Exercise goal:
Locate each line of the material that contains "Lenguaje", then return it.
--- --- ---
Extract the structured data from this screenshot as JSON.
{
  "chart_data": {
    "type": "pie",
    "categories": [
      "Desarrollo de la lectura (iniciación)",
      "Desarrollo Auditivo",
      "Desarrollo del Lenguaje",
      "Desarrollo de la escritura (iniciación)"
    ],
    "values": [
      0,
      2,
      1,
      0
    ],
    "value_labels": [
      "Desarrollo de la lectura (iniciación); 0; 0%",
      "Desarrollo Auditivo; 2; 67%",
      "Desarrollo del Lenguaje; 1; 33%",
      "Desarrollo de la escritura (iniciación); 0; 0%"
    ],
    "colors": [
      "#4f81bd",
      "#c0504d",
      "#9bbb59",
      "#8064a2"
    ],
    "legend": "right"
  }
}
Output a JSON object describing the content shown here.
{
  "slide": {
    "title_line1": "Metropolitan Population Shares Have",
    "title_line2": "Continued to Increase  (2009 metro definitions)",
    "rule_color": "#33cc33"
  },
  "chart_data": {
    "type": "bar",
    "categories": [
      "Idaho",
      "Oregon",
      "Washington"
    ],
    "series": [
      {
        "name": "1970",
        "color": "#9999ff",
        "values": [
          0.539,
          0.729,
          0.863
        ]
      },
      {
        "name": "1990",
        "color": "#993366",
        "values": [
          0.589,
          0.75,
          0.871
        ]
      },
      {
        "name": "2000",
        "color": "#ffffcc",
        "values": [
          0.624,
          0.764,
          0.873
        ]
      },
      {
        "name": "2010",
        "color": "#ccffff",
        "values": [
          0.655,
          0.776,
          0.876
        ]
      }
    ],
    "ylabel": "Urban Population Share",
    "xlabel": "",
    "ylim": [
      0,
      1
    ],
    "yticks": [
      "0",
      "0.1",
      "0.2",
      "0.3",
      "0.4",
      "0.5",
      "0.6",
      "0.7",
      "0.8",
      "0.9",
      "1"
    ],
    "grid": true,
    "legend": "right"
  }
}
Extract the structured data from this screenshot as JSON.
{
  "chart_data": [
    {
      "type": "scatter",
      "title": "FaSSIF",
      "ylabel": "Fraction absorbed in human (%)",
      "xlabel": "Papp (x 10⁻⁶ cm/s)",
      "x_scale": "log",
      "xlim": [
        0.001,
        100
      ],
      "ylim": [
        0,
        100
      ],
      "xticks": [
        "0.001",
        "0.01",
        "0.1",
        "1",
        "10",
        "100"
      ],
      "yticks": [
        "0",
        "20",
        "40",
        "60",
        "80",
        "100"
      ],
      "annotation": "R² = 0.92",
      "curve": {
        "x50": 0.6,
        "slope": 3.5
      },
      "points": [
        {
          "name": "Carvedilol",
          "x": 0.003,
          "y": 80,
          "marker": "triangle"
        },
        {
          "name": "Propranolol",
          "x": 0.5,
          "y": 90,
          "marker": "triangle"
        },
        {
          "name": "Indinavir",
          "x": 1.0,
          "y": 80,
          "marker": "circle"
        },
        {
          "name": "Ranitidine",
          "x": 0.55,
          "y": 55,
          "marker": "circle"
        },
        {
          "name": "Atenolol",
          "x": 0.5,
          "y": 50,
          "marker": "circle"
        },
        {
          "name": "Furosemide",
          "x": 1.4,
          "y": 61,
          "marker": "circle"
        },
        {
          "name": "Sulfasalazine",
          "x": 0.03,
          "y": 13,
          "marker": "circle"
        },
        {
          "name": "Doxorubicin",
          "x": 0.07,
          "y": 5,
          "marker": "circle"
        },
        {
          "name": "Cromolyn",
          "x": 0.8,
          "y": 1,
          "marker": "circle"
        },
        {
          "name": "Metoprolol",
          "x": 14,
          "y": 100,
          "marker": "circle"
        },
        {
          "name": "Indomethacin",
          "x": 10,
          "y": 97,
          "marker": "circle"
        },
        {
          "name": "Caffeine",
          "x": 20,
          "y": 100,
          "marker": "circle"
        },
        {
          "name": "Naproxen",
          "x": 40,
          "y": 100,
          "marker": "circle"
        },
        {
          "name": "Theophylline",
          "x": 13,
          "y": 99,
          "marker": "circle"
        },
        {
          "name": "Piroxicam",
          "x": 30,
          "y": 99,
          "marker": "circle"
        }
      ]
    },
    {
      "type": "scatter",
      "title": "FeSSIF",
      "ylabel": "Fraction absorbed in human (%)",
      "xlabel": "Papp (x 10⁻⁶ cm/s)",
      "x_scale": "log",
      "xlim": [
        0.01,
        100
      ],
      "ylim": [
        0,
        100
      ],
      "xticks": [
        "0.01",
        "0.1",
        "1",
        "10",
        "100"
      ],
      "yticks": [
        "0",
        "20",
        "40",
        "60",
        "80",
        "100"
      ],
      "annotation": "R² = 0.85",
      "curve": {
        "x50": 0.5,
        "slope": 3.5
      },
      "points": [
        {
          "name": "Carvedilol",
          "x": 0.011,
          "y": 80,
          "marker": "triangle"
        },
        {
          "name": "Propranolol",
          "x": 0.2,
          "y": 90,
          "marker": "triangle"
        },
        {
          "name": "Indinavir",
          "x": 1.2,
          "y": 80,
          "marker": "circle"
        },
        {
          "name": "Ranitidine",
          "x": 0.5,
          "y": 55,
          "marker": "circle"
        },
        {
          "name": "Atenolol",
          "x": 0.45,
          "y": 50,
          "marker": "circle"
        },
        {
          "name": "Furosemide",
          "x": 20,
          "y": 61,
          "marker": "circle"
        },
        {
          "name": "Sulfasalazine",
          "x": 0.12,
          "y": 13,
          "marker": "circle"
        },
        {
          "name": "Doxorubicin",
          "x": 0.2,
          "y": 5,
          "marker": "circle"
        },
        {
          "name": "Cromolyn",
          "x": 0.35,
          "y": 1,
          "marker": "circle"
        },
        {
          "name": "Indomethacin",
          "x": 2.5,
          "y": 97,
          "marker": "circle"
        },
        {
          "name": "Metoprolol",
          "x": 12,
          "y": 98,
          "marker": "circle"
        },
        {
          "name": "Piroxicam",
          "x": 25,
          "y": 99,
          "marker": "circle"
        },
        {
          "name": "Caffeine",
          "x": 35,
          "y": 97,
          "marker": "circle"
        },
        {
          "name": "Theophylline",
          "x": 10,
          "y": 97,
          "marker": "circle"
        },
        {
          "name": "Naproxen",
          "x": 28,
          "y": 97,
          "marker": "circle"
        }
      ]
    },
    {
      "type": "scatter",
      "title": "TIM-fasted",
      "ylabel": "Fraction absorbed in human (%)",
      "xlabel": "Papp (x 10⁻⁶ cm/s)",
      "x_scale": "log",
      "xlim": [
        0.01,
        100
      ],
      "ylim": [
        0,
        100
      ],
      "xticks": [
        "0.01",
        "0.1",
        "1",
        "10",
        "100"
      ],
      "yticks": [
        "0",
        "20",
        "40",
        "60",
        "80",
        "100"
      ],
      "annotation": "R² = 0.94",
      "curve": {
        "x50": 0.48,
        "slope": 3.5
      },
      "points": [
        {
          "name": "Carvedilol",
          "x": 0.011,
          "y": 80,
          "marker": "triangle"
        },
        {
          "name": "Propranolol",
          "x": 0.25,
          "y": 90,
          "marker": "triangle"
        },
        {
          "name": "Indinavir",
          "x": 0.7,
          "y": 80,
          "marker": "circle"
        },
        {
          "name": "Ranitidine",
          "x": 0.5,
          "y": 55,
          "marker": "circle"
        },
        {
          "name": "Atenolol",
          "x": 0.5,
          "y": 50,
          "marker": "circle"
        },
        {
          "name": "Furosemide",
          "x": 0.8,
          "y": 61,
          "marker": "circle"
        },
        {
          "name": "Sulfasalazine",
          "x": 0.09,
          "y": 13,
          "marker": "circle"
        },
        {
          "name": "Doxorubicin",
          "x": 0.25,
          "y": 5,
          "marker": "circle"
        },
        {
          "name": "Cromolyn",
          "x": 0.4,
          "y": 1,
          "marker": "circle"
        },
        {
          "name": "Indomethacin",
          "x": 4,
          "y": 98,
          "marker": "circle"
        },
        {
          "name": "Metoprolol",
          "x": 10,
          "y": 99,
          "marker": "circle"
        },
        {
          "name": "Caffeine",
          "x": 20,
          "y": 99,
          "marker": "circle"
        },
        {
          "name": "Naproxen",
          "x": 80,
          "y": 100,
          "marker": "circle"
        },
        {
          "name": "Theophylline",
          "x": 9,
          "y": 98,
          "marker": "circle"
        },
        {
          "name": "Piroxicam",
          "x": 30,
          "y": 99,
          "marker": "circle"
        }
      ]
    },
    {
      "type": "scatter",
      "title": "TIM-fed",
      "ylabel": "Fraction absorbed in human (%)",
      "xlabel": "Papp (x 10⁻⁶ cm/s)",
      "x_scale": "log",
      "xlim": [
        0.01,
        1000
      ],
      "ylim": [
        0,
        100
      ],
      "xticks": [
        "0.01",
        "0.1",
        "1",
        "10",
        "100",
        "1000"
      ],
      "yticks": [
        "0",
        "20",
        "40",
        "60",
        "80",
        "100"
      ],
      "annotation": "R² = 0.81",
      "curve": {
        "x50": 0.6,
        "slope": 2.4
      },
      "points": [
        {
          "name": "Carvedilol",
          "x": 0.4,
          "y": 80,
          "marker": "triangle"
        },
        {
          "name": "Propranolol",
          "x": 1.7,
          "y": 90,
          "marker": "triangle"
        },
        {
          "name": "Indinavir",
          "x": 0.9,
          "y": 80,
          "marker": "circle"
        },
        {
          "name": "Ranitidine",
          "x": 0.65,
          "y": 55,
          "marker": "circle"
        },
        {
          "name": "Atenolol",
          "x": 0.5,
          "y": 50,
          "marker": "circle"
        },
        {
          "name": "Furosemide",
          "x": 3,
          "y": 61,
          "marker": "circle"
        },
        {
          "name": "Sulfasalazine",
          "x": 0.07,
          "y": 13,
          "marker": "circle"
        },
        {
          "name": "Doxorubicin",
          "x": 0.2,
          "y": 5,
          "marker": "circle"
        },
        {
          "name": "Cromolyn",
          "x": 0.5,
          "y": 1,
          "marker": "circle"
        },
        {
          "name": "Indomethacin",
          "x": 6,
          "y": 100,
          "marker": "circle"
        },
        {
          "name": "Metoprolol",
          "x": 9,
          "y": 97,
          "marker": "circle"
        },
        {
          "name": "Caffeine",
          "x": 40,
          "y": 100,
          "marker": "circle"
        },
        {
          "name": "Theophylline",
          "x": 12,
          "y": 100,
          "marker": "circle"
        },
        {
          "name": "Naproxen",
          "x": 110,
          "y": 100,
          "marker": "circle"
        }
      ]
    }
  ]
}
--- --- ---
Task answer:
      "Desarrollo del Lenguaje",
      "Desarrollo del Lenguaje; 1; 33%",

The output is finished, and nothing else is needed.